Record set:
***
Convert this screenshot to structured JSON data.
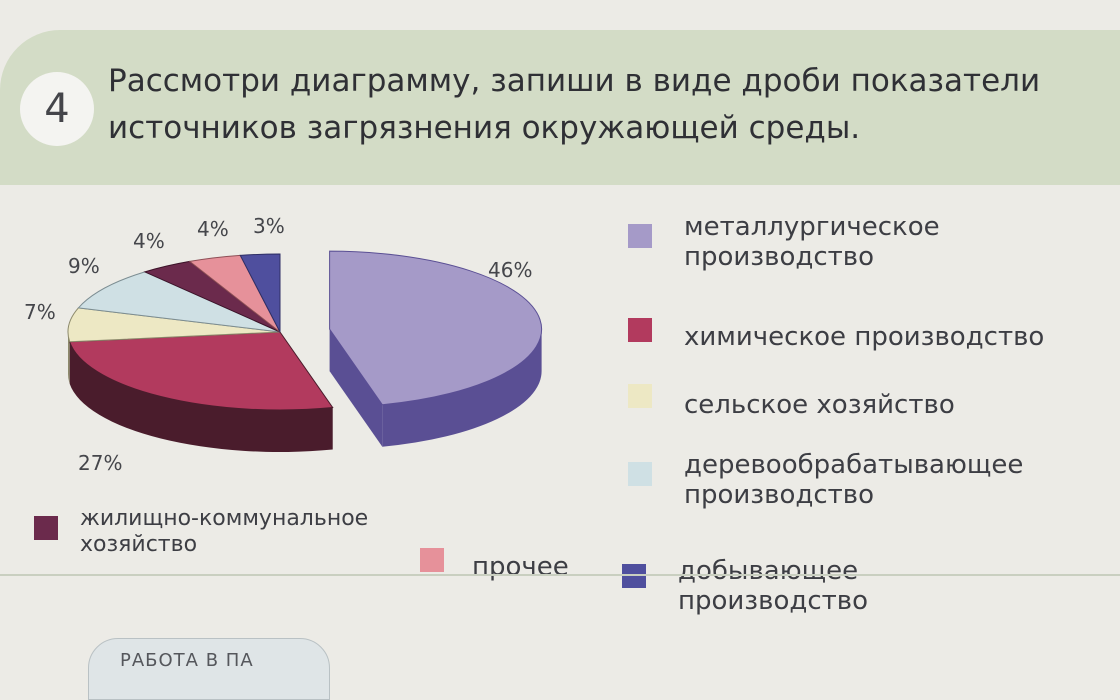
{
  "task": {
    "number": "4",
    "line1": "Рассмотри диаграмму, запиши в виде дроби показатели",
    "line2": "источников загрязнения окружающей среды."
  },
  "chart_data": {
    "type": "pie",
    "slices": [
      {
        "label": "металлургическое производство",
        "value": 46,
        "text": "46%",
        "color": "#a59ac8",
        "side": "#5a4f94"
      },
      {
        "label": "химическое производство",
        "value": 27,
        "text": "27%",
        "color": "#b23a5e",
        "side": "#4a1c2c"
      },
      {
        "label": "сельское хозяйство",
        "value": 7,
        "text": "7%",
        "color": "#ede8c4",
        "side": "#8d8a6c"
      },
      {
        "label": "деревообрабатывающее производство",
        "value": 9,
        "text": "9%",
        "color": "#cfe0e4",
        "side": "#7c8d92"
      },
      {
        "label": "жилищно-коммунальное хозяйство",
        "value": 4,
        "text": "4%",
        "color": "#6b2a4c",
        "side": "#3b1228"
      },
      {
        "label": "прочее",
        "value": 4,
        "text": "4%",
        "color": "#e6919a",
        "side": "#8e4f56"
      },
      {
        "label": "добывающее производство",
        "value": 3,
        "text": "3%",
        "color": "#4f4f9e",
        "side": "#2f2f66"
      }
    ]
  },
  "legend": {
    "metallurgy": {
      "line1": "металлургическое",
      "line2": "производство",
      "color": "#a59ac8"
    },
    "chemical": {
      "line1": "химическое производство",
      "color": "#b23a5e"
    },
    "agriculture": {
      "line1": "сельское хозяйство",
      "color": "#ede8c4"
    },
    "woodworking": {
      "line1": "деревообрабатывающее",
      "line2": "производство",
      "color": "#cfe0e4"
    },
    "housing": {
      "line1": "жилищно-коммунальное",
      "line2": "хозяйство",
      "color": "#6b2a4c"
    },
    "other": {
      "line1": "прочее",
      "color": "#e6919a"
    },
    "mining": {
      "line1": "добывающее",
      "line2": "производство",
      "color": "#4f4f9e"
    }
  },
  "footer": {
    "tab_text": "РАБОТА В ПА"
  }
}
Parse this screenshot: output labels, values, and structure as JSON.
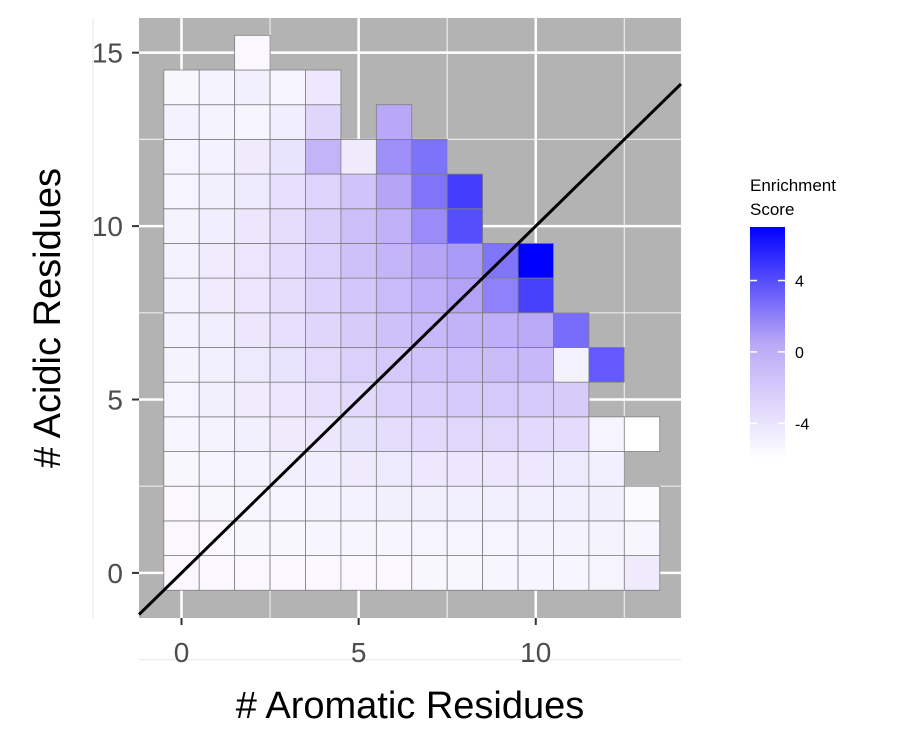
***
What the task asks:
Check all the records above and select each line where the string "сельское" is found.

Result for this exercise:
        "label": "сельское хозяйство",
      "line1": "сельское хозяйство",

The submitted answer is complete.